* What the exercise asks
Though the entries hold pictures, only their text should be duplicated, exactly and in full.

====== Information shown ======

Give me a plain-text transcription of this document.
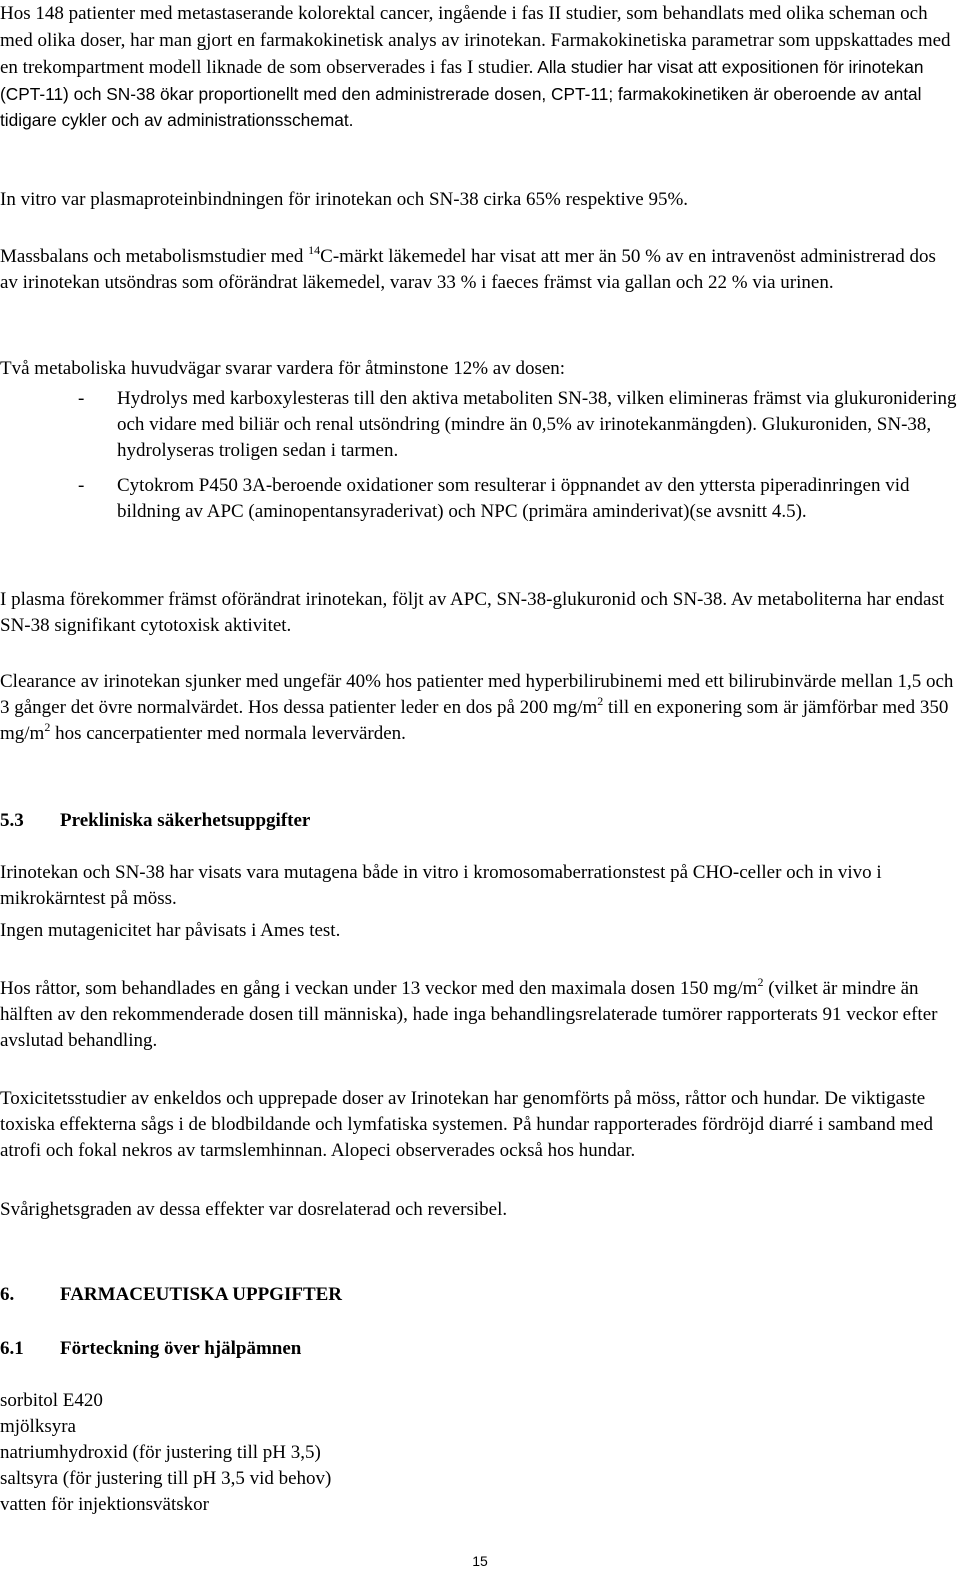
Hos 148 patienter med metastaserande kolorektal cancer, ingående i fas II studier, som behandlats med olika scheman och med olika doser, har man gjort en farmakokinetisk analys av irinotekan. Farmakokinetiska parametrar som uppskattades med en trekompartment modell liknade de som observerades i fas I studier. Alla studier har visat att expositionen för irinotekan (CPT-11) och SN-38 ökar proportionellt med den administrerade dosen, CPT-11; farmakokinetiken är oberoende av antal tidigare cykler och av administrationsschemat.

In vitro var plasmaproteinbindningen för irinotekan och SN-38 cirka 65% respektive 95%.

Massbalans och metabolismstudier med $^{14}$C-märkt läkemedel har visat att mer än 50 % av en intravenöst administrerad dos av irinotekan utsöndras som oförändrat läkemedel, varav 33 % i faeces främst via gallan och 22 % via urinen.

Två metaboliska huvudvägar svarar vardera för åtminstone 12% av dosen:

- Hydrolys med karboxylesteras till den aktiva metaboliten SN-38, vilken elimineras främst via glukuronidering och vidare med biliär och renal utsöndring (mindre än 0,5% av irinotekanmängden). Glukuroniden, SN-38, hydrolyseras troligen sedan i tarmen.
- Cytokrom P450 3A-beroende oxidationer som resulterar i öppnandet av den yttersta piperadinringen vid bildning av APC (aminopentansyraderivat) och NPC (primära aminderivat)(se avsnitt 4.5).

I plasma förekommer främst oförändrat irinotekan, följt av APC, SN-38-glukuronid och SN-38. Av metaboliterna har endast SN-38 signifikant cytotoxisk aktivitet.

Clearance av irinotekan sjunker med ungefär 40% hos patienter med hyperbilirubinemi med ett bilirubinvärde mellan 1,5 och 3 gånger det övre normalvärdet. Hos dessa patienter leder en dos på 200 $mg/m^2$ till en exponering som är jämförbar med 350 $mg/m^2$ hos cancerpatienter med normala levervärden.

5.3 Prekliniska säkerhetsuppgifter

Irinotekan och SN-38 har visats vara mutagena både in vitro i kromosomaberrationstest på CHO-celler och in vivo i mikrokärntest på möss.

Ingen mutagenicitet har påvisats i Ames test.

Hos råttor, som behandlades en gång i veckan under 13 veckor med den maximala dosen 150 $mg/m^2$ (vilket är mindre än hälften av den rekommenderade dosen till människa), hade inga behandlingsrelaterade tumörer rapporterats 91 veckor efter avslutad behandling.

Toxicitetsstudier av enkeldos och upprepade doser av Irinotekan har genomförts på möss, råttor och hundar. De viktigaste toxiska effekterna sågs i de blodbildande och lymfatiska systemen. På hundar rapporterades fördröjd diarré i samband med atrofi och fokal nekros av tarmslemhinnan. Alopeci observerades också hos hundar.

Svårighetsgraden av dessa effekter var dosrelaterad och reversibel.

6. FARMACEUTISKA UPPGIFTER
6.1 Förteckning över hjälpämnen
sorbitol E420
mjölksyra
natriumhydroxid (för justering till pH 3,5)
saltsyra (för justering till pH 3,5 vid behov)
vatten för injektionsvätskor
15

======

* Written solution
Give me a plain-text transcription of this document.
Hos 148 patienter med metastaserande kolorektal cancer, ingående i fas II studier, som behandlats med olika scheman och med olika doser, har man gjort en farmakokinetisk analys av irinotekan. Farmakokinetiska parametrar som uppskattades med en trekompartment modell liknade de som observerades i fas I studier. Alla studier har visat att expositionen för irinotekan (CPT-11) och SN-38 ökar proportionellt med den administrerade dosen, CPT-11; farmakokinetiken är oberoende av antal tidigare cykler och av administrationsschemat.

In vitro var plasmaproteinbindningen för irinotekan och SN-38 cirka 65% respektive 95%.

Massbalans och metabolismstudier med $^{14}$C-märkt läkemedel har visat att mer än 50 % av en intravenöst administrerad dos av irinotekan utsöndras som oförändrat läkemedel, varav 33 % i faeces främst via gallan och 22 % via urinen.

Två metaboliska huvudvägar svarar vardera för åtminstone 12% av dosen:

- Hydrolys med karboxylesteras till den aktiva metaboliten SN-38, vilken elimineras främst via glukuronidering och vidare med biliär och renal utsöndring (mindre än 0,5% av irinotekanmängden). Glukuroniden, SN-38, hydrolyseras troligen sedan i tarmen.
- Cytokrom P450 3A-beroende oxidationer som resulterar i öppnandet av den yttersta piperadinringen vid bildning av APC (aminopentansyraderivat) och NPC (primära aminderivat)(se avsnitt 4.5).

I plasma förekommer främst oförändrat irinotekan, följt av APC, SN-38-glukuronid och SN-38. Av metaboliterna har endast SN-38 signifikant cytotoxisk aktivitet.

Clearance av irinotekan sjunker med ungefär 40% hos patienter med hyperbilirubinemi med ett bilirubinvärde mellan 1,5 och 3 gånger det övre normalvärdet. Hos dessa patienter leder en dos på 200 $mg/m^2$ till en exponering som är jämförbar med 350 $mg/m^2$ hos cancerpatienter med normala levervärden.

5.3 Prekliniska säkerhetsuppgifter

Irinotekan och SN-38 har visats vara mutagena både in vitro i kromosomaberrationstest på CHO-celler och in vivo i mikrokärntest på möss.

Ingen mutagenicitet har påvisats i Ames test.

Hos råttor, som behandlades en gång i veckan under 13 veckor med den maximala dosen 150 $mg/m^2$ (vilket är mindre än hälften av den rekommenderade dosen till människa), hade inga behandlingsrelaterade tumörer rapporterats 91 veckor efter avslutad behandling.

Toxicitetsstudier av enkeldos och upprepade doser av Irinotekan har genomförts på möss, råttor och hundar. De viktigaste toxiska effekterna sågs i de blodbildande och lymfatiska systemen. På hundar rapporterades fördröjd diarré i samband med atrofi och fokal nekros av tarmslemhinnan. Alopeci observerades också hos hundar.

Svårighetsgraden av dessa effekter var dosrelaterad och reversibel.

6. FARMACEUTISKA UPPGIFTER
6.1 Förteckning över hjälpämnen
sorbitol E420
mjölksyra
natriumhydroxid (för justering till pH 3,5)
saltsyra (för justering till pH 3,5 vid behov)
vatten för injektionsvätskor
15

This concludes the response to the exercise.